Figure content listings
..............................
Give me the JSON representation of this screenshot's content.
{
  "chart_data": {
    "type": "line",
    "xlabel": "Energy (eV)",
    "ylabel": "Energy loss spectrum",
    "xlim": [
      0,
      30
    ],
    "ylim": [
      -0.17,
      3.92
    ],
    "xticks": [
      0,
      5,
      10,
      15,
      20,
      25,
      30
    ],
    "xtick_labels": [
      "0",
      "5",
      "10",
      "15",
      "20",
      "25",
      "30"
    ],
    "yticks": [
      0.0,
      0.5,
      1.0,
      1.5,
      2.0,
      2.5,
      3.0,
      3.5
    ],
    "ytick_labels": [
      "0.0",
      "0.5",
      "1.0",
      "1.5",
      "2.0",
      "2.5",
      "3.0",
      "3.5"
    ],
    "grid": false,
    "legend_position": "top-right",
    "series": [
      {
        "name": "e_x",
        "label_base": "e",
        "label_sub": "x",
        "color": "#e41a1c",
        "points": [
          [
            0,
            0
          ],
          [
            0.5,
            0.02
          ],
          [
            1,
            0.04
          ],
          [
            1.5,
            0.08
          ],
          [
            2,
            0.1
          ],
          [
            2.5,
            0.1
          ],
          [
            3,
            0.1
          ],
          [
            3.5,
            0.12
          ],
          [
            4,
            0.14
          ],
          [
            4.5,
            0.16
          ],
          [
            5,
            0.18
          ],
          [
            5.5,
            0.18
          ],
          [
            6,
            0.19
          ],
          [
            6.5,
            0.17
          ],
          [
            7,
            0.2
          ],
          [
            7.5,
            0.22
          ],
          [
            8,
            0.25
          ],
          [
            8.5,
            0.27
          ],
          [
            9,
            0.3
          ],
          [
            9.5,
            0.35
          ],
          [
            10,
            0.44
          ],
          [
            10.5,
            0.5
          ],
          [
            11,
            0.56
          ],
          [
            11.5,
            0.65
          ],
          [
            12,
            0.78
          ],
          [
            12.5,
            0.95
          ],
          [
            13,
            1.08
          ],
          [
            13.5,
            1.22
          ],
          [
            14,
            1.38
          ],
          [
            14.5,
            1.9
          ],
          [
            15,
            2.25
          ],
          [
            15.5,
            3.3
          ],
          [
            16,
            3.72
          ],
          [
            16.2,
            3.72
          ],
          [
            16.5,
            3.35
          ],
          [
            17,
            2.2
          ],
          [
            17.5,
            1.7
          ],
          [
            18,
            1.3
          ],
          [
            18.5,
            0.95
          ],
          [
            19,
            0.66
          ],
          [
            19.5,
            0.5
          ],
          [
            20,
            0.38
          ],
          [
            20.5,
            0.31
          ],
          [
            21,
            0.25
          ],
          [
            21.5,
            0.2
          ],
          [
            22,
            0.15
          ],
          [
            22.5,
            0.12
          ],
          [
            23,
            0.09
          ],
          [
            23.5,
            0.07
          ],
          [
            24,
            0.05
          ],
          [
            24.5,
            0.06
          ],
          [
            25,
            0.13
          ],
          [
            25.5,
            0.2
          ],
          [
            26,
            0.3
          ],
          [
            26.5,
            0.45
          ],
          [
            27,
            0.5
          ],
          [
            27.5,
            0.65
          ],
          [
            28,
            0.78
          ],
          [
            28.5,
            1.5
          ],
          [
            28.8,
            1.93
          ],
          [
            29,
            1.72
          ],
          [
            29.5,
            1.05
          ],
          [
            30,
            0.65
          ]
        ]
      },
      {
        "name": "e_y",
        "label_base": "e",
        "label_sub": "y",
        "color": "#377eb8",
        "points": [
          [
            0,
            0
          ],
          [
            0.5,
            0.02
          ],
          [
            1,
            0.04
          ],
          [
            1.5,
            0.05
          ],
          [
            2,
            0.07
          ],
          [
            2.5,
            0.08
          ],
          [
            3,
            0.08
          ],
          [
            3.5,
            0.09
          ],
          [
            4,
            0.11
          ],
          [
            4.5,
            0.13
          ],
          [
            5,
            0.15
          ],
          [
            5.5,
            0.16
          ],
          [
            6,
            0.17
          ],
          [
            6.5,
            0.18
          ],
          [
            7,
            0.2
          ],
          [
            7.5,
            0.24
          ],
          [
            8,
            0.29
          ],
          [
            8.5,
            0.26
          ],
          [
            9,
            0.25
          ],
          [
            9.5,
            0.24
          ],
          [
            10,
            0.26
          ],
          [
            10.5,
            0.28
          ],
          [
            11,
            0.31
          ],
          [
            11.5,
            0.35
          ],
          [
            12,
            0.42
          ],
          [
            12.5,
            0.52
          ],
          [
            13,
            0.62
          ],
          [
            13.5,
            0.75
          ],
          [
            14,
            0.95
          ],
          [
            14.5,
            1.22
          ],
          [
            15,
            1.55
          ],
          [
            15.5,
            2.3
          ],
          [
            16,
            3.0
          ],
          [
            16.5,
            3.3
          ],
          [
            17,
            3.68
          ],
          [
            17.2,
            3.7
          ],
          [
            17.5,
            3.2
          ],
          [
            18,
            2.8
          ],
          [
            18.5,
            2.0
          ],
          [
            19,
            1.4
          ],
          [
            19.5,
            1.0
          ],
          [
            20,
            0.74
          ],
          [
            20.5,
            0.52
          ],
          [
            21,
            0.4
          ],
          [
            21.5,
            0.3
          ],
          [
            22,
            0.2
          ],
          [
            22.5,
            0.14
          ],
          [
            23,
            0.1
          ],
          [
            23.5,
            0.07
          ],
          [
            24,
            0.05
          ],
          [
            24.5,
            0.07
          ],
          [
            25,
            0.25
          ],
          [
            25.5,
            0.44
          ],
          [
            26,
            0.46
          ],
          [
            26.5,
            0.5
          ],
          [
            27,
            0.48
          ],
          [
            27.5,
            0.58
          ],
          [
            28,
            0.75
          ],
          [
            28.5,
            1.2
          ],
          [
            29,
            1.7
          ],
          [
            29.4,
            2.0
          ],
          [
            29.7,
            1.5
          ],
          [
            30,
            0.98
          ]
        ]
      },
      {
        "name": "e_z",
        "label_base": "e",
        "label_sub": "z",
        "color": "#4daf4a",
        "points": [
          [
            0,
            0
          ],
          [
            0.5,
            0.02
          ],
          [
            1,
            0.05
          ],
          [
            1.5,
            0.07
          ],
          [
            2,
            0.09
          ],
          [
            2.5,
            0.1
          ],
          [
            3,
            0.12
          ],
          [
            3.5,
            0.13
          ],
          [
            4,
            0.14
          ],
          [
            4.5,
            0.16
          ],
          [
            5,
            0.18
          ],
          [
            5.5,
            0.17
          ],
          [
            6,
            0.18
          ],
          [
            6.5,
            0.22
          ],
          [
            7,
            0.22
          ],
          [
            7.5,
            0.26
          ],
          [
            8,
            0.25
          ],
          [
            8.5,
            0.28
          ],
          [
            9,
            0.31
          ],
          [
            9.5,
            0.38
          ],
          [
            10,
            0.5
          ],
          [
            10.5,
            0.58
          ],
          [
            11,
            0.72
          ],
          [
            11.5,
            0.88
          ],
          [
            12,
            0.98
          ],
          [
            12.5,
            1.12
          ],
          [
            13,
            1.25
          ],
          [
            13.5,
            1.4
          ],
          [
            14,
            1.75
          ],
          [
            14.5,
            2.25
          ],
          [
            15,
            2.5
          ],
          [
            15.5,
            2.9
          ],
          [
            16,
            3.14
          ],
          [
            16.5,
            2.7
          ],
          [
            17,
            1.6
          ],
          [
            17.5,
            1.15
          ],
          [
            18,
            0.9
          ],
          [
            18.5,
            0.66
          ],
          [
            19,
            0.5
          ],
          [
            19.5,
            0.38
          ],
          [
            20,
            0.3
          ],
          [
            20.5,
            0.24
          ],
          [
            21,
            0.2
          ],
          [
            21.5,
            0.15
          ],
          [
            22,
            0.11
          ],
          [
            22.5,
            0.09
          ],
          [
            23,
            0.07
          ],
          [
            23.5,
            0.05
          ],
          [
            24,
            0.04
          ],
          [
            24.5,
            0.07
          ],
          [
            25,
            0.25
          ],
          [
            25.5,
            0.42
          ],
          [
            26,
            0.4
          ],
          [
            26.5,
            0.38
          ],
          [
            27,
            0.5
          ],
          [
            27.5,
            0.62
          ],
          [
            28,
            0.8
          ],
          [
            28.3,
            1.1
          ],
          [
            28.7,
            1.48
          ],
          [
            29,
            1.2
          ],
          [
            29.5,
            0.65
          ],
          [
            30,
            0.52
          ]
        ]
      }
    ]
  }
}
..............................
■ **Request**
Look above for lines with the word "Energy" and copy them all.

■ **Finished answer**
    "xlabel": "Energy (eV)",
    "ylabel": "Energy loss spectrum",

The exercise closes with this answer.